Data entries for graphics:

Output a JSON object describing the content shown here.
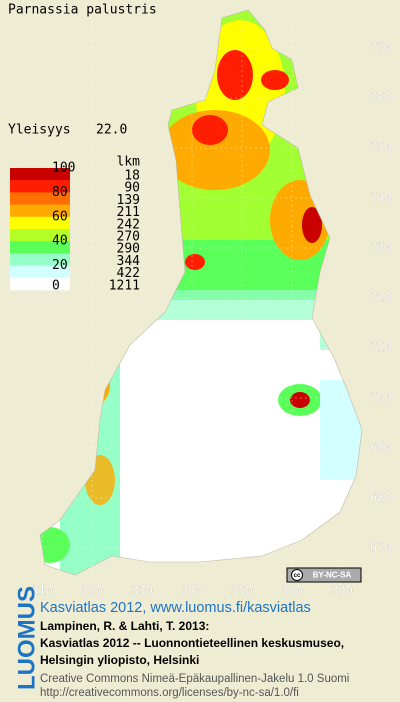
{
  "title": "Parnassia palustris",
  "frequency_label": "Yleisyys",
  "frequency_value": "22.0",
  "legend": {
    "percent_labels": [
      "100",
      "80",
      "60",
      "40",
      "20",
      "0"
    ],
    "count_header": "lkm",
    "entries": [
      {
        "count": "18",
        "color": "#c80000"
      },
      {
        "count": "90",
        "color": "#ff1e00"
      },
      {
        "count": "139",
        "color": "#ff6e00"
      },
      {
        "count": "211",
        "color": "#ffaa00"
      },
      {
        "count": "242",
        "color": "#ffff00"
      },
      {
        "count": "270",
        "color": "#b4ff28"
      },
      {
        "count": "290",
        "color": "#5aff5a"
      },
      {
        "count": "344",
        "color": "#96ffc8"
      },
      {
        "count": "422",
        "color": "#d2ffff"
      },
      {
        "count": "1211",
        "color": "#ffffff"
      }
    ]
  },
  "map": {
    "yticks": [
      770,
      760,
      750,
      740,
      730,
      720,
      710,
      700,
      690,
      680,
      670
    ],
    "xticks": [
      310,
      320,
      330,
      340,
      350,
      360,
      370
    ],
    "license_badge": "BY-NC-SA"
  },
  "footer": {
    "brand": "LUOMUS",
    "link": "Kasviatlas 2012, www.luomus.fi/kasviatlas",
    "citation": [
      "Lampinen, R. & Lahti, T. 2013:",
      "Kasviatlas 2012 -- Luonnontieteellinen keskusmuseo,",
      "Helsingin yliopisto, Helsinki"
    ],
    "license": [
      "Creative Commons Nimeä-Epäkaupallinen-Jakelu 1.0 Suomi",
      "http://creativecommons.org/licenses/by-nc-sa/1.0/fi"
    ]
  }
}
* * *
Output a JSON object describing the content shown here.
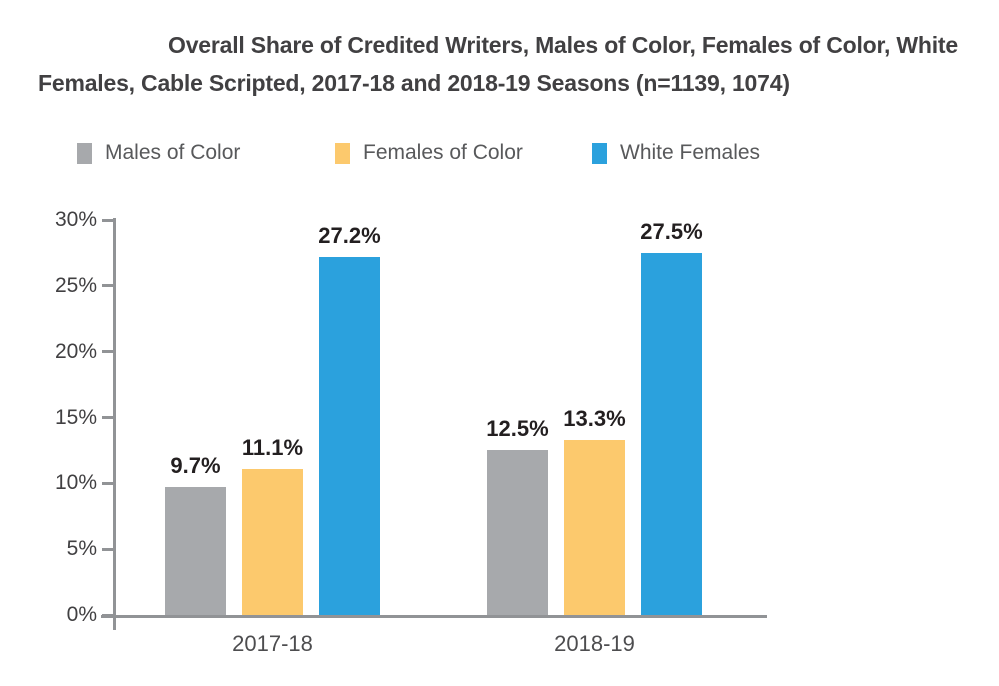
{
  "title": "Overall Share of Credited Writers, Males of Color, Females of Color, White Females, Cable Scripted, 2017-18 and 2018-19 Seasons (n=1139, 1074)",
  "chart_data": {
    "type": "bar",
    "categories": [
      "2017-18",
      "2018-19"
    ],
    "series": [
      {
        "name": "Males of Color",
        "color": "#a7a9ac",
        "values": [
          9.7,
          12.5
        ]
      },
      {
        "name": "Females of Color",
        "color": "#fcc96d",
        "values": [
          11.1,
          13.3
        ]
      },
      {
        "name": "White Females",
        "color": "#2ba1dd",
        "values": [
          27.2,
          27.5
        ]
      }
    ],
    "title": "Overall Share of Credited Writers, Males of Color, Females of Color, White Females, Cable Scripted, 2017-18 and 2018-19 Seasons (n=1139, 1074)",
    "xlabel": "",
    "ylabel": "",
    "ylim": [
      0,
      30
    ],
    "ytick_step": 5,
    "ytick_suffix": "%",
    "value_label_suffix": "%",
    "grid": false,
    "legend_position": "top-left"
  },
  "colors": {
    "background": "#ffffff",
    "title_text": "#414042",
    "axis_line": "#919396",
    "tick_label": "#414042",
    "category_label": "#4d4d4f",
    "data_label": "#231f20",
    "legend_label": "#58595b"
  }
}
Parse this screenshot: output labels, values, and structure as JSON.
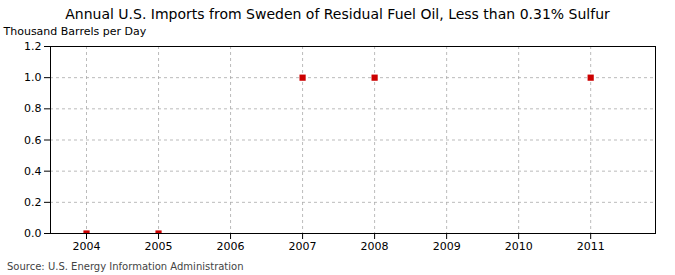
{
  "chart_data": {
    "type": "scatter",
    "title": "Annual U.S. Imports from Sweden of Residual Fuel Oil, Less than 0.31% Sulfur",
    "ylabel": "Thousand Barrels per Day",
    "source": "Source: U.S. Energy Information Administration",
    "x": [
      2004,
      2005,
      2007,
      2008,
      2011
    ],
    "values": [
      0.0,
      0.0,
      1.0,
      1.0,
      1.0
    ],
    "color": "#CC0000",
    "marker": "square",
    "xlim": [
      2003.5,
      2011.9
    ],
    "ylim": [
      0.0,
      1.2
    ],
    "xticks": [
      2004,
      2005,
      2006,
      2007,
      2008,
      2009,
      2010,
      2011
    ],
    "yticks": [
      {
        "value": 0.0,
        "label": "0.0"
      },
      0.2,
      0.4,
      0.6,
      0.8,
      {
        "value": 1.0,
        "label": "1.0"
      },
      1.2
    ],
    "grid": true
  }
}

▶ _Task objective_
Using the listing above, say how many of its lines contain the string "Cable", giving nothing but the figure.

▶ _Completed exercise_
2